-- start --
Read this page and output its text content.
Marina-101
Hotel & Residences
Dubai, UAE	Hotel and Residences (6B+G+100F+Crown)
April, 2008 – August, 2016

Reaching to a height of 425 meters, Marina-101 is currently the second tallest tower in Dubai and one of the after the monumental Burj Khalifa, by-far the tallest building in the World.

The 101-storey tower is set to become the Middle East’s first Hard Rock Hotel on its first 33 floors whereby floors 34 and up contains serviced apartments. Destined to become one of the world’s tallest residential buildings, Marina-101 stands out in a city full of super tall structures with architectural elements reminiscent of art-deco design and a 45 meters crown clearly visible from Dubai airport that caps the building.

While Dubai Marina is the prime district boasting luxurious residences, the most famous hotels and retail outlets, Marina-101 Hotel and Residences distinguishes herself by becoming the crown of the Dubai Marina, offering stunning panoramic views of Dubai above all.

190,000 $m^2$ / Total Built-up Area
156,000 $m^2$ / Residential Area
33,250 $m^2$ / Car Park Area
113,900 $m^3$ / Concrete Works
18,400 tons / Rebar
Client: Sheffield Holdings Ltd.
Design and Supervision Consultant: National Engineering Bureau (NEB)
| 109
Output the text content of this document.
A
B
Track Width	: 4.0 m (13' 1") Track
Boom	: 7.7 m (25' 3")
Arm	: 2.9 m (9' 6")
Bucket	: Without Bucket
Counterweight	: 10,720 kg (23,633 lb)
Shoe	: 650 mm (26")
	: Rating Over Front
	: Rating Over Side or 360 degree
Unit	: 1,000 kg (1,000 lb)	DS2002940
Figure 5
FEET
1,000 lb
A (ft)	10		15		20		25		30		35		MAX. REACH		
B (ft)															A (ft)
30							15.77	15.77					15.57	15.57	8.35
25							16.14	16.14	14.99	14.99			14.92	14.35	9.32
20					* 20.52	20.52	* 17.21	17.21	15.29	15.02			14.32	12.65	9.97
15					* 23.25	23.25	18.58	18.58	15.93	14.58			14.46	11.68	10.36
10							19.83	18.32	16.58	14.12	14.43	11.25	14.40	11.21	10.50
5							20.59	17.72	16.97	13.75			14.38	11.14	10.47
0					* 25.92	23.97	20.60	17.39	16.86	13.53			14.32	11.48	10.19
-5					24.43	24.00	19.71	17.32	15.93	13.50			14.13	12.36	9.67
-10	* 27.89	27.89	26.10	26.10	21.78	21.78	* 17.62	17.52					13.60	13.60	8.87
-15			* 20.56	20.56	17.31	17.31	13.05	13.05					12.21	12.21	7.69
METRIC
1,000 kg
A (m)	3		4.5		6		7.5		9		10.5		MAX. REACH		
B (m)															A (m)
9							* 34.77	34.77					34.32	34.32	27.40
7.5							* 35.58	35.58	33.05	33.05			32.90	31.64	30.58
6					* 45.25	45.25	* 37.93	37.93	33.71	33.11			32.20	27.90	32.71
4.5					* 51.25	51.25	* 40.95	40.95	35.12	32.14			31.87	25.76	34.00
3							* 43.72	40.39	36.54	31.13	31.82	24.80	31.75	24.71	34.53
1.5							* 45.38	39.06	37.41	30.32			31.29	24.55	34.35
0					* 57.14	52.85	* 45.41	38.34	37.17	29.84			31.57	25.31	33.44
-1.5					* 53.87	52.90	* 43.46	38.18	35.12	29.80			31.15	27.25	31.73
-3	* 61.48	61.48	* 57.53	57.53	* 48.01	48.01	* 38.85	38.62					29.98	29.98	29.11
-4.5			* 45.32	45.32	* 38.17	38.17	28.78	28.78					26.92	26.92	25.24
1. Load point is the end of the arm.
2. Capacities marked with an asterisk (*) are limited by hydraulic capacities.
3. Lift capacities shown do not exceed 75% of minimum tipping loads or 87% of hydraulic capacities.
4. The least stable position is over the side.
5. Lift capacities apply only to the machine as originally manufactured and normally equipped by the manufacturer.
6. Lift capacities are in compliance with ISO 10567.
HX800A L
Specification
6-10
-- end --
-- Description of the task --
Retype the listing exactly, in full.

-- Expected output --
Read this page and output its text content.
Marina-101
Hotel & Residences
Dubai, UAE	Hotel and Residences (6B+G+100F+Crown)
April, 2008 – August, 2016

Reaching to a height of 425 meters, Marina-101 is currently the second tallest tower in Dubai and one of the after the monumental Burj Khalifa, by-far the tallest building in the World.

The 101-storey tower is set to become the Middle East’s first Hard Rock Hotel on its first 33 floors whereby floors 34 and up contains serviced apartments. Destined to become one of the world’s tallest residential buildings, Marina-101 stands out in a city full of super tall structures with architectural elements reminiscent of art-deco design and a 45 meters crown clearly visible from Dubai airport that caps the building.

While Dubai Marina is the prime district boasting luxurious residences, the most famous hotels and retail outlets, Marina-101 Hotel and Residences distinguishes herself by becoming the crown of the Dubai Marina, offering stunning panoramic views of Dubai above all.

190,000 $m^2$ / Total Built-up Area
156,000 $m^2$ / Residential Area
33,250 $m^2$ / Car Park Area
113,900 $m^3$ / Concrete Works
18,400 tons / Rebar
Client: Sheffield Holdings Ltd.
Design and Supervision Consultant: National Engineering Bureau (NEB)
| 109
Output the text content of this document.
A
B
Track Width	: 4.0 m (13' 1") Track
Boom	: 7.7 m (25' 3")
Arm	: 2.9 m (9' 6")
Bucket	: Without Bucket
Counterweight	: 10,720 kg (23,633 lb)
Shoe	: 650 mm (26")
	: Rating Over Front
	: Rating Over Side or 360 degree
Unit	: 1,000 kg (1,000 lb)	DS2002940
Figure 5
FEET
1,000 lb
A (ft)	10		15		20		25		30		35		MAX. REACH		
B (ft)															A (ft)
30							15.77	15.77					15.57	15.57	8.35
25							16.14	16.14	14.99	14.99			14.92	14.35	9.32
20					* 20.52	20.52	* 17.21	17.21	15.29	15.02			14.32	12.65	9.97
15					* 23.25	23.25	18.58	18.58	15.93	14.58			14.46	11.68	10.36
10							19.83	18.32	16.58	14.12	14.43	11.25	14.40	11.21	10.50
5							20.59	17.72	16.97	13.75			14.38	11.14	10.47
0					* 25.92	23.97	20.60	17.39	16.86	13.53			14.32	11.48	10.19
-5					24.43	24.00	19.71	17.32	15.93	13.50			14.13	12.36	9.67
-10	* 27.89	27.89	26.10	26.10	21.78	21.78	* 17.62	17.52					13.60	13.60	8.87
-15			* 20.56	20.56	17.31	17.31	13.05	13.05					12.21	12.21	7.69
METRIC
1,000 kg
A (m)	3		4.5		6		7.5		9		10.5		MAX. REACH		
B (m)															A (m)
9							* 34.77	34.77					34.32	34.32	27.40
7.5							* 35.58	35.58	33.05	33.05			32.90	31.64	30.58
6					* 45.25	45.25	* 37.93	37.93	33.71	33.11			32.20	27.90	32.71
4.5					* 51.25	51.25	* 40.95	40.95	35.12	32.14			31.87	25.76	34.00
3							* 43.72	40.39	36.54	31.13	31.82	24.80	31.75	24.71	34.53
1.5							* 45.38	39.06	37.41	30.32			31.29	24.55	34.35
0					* 57.14	52.85	* 45.41	38.34	37.17	29.84			31.57	25.31	33.44
-1.5					* 53.87	52.90	* 43.46	38.18	35.12	29.80			31.15	27.25	31.73
-3	* 61.48	61.48	* 57.53	57.53	* 48.01	48.01	* 38.85	38.62					29.98	29.98	29.11
-4.5			* 45.32	45.32	* 38.17	38.17	28.78	28.78					26.92	26.92	25.24
1. Load point is the end of the arm.
2. Capacities marked with an asterisk (*) are limited by hydraulic capacities.
3. Lift capacities shown do not exceed 75% of minimum tipping loads or 87% of hydraulic capacities.
4. The least stable position is over the side.
5. Lift capacities apply only to the machine as originally manufactured and normally equipped by the manufacturer.
6. Lift capacities are in compliance with ISO 10567.
HX800A L
Specification
6-10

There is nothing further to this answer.